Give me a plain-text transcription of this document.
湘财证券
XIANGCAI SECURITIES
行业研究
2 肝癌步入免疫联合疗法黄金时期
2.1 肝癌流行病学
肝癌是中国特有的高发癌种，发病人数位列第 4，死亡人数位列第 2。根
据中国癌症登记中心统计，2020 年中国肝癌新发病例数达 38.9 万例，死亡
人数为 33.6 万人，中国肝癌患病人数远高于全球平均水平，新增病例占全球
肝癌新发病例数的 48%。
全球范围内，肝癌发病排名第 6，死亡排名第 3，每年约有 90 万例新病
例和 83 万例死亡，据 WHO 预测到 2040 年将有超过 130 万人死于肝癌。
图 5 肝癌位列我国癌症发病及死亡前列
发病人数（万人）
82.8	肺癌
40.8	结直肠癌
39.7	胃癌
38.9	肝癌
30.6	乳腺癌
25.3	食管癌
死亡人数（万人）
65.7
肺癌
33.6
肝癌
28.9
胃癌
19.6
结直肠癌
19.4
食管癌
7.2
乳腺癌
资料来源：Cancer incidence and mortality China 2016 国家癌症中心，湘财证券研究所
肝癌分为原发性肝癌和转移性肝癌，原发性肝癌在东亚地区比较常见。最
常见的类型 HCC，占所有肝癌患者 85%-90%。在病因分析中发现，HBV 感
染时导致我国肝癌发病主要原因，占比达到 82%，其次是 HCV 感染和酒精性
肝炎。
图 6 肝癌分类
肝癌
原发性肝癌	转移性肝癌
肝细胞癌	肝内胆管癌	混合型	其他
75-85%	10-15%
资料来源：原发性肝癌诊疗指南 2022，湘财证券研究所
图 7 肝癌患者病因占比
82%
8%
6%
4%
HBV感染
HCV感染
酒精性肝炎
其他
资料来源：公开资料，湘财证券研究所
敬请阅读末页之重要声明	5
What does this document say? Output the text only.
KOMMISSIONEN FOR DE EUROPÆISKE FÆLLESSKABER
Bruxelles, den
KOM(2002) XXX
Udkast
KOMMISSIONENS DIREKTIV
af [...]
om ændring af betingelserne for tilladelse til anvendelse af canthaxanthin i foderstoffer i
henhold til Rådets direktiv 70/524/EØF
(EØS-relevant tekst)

_ _ _ _ _ _ _

> [Do this]: Write out every record shown above, word for word.

> [Answer to this problem]:
Give me a plain-text transcription of this document.
湘财证券
XIANGCAI SECURITIES
行业研究
2 肝癌步入免疫联合疗法黄金时期
2.1 肝癌流行病学
肝癌是中国特有的高发癌种，发病人数位列第 4，死亡人数位列第 2。根
据中国癌症登记中心统计，2020 年中国肝癌新发病例数达 38.9 万例，死亡
人数为 33.6 万人，中国肝癌患病人数远高于全球平均水平，新增病例占全球
肝癌新发病例数的 48%。
全球范围内，肝癌发病排名第 6，死亡排名第 3，每年约有 90 万例新病
例和 83 万例死亡，据 WHO 预测到 2040 年将有超过 130 万人死于肝癌。
图 5 肝癌位列我国癌症发病及死亡前列
发病人数（万人）
82.8	肺癌
40.8	结直肠癌
39.7	胃癌
38.9	肝癌
30.6	乳腺癌
25.3	食管癌
死亡人数（万人）
65.7
肺癌
33.6
肝癌
28.9
胃癌
19.6
结直肠癌
19.4
食管癌
7.2
乳腺癌
资料来源：Cancer incidence and mortality China 2016 国家癌症中心，湘财证券研究所
肝癌分为原发性肝癌和转移性肝癌，原发性肝癌在东亚地区比较常见。最
常见的类型 HCC，占所有肝癌患者 85%-90%。在病因分析中发现，HBV 感
染时导致我国肝癌发病主要原因，占比达到 82%，其次是 HCV 感染和酒精性
肝炎。
图 6 肝癌分类
肝癌
原发性肝癌	转移性肝癌
肝细胞癌	肝内胆管癌	混合型	其他
75-85%	10-15%
资料来源：原发性肝癌诊疗指南 2022，湘财证券研究所
图 7 肝癌患者病因占比
82%
8%
6%
4%
HBV感染
HCV感染
酒精性肝炎
其他
资料来源：公开资料，湘财证券研究所
敬请阅读末页之重要声明	5
What does this document say? Output the text only.
KOMMISSIONEN FOR DE EUROPÆISKE FÆLLESSKABER
Bruxelles, den
KOM(2002) XXX
Udkast
KOMMISSIONENS DIREKTIV
af [...]
om ændring af betingelserne for tilladelse til anvendelse af canthaxanthin i foderstoffer i
henhold til Rådets direktiv 70/524/EØF
(EØS-relevant tekst)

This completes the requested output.